» Dataset extract

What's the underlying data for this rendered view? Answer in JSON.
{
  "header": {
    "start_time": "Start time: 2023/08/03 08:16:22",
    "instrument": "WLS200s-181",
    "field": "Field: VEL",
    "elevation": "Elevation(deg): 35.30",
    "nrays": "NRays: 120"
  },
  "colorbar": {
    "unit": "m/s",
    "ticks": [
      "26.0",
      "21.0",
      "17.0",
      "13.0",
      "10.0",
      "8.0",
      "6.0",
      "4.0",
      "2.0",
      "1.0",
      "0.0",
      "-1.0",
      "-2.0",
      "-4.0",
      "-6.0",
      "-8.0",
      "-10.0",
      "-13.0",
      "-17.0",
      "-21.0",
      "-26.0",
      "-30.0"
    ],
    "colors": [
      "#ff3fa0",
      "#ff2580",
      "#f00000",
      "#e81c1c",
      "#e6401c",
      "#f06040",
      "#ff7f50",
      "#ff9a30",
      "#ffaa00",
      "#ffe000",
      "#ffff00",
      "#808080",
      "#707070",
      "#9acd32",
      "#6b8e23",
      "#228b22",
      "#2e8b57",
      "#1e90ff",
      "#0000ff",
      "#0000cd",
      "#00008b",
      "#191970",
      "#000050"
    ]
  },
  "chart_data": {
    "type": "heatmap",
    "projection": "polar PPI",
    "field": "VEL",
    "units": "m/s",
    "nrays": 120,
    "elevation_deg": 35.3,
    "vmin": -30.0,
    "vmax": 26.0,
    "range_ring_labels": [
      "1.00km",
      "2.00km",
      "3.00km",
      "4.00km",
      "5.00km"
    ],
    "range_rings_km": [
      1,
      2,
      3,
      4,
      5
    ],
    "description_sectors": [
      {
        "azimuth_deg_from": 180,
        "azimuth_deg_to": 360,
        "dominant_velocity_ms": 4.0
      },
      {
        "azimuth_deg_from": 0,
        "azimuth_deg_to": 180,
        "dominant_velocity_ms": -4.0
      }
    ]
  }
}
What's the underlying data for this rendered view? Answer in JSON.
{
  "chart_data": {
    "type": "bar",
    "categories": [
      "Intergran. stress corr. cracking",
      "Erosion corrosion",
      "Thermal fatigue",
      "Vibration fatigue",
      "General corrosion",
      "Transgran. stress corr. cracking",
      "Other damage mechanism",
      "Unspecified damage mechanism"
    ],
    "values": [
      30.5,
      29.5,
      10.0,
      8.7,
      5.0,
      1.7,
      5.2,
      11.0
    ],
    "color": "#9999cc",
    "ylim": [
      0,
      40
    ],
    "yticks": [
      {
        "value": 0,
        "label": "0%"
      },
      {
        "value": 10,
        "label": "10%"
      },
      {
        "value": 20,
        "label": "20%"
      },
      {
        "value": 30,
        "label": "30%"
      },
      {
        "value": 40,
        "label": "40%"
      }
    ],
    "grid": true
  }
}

» Aim
The records above should all be quoted exactly, please.

» Task result
What's the underlying data for this rendered view? Answer in JSON.
{
  "header": {
    "start_time": "Start time: 2023/08/03 08:16:22",
    "instrument": "WLS200s-181",
    "field": "Field: VEL",
    "elevation": "Elevation(deg): 35.30",
    "nrays": "NRays: 120"
  },
  "colorbar": {
    "unit": "m/s",
    "ticks": [
      "26.0",
      "21.0",
      "17.0",
      "13.0",
      "10.0",
      "8.0",
      "6.0",
      "4.0",
      "2.0",
      "1.0",
      "0.0",
      "-1.0",
      "-2.0",
      "-4.0",
      "-6.0",
      "-8.0",
      "-10.0",
      "-13.0",
      "-17.0",
      "-21.0",
      "-26.0",
      "-30.0"
    ],
    "colors": [
      "#ff3fa0",
      "#ff2580",
      "#f00000",
      "#e81c1c",
      "#e6401c",
      "#f06040",
      "#ff7f50",
      "#ff9a30",
      "#ffaa00",
      "#ffe000",
      "#ffff00",
      "#808080",
      "#707070",
      "#9acd32",
      "#6b8e23",
      "#228b22",
      "#2e8b57",
      "#1e90ff",
      "#0000ff",
      "#0000cd",
      "#00008b",
      "#191970",
      "#000050"
    ]
  },
  "chart_data": {
    "type": "heatmap",
    "projection": "polar PPI",
    "field": "VEL",
    "units": "m/s",
    "nrays": 120,
    "elevation_deg": 35.3,
    "vmin": -30.0,
    "vmax": 26.0,
    "range_ring_labels": [
      "1.00km",
      "2.00km",
      "3.00km",
      "4.00km",
      "5.00km"
    ],
    "range_rings_km": [
      1,
      2,
      3,
      4,
      5
    ],
    "description_sectors": [
      {
        "azimuth_deg_from": 180,
        "azimuth_deg_to": 360,
        "dominant_velocity_ms": 4.0
      },
      {
        "azimuth_deg_from": 0,
        "azimuth_deg_to": 180,
        "dominant_velocity_ms": -4.0
      }
    ]
  }
}
What's the underlying data for this rendered view? Answer in JSON.
{
  "chart_data": {
    "type": "bar",
    "categories": [
      "Intergran. stress corr. cracking",
      "Erosion corrosion",
      "Thermal fatigue",
      "Vibration fatigue",
      "General corrosion",
      "Transgran. stress corr. cracking",
      "Other damage mechanism",
      "Unspecified damage mechanism"
    ],
    "values": [
      30.5,
      29.5,
      10.0,
      8.7,
      5.0,
      1.7,
      5.2,
      11.0
    ],
    "color": "#9999cc",
    "ylim": [
      0,
      40
    ],
    "yticks": [
      {
        "value": 0,
        "label": "0%"
      },
      {
        "value": 10,
        "label": "10%"
      },
      {
        "value": 20,
        "label": "20%"
      },
      {
        "value": 30,
        "label": "30%"
      },
      {
        "value": 40,
        "label": "40%"
      }
    ],
    "grid": true
  }
}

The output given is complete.